**Task instructions**
Scan the listing below and copy every line holding "United".

**Source material**
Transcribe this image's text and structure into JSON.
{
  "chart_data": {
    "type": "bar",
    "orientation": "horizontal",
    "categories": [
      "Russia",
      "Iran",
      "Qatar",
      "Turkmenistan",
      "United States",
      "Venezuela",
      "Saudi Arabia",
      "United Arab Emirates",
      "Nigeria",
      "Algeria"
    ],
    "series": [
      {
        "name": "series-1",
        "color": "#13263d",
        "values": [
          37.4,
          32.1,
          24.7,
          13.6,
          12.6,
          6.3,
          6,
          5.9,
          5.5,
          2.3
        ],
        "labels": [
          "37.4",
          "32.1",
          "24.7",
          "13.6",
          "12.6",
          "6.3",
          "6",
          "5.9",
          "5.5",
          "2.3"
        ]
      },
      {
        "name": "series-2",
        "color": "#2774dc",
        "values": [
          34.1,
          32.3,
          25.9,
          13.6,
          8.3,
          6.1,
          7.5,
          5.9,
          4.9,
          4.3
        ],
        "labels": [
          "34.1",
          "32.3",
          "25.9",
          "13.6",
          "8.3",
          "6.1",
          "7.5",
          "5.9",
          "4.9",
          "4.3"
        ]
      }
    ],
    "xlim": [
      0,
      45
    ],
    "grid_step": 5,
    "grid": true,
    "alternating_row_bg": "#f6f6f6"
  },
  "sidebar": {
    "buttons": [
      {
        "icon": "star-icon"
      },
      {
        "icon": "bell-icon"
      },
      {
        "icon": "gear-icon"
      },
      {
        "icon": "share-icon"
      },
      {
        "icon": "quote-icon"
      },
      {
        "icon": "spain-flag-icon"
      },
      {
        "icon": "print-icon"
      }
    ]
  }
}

**Exercise response**
      "United States",
      "United Arab Emirates",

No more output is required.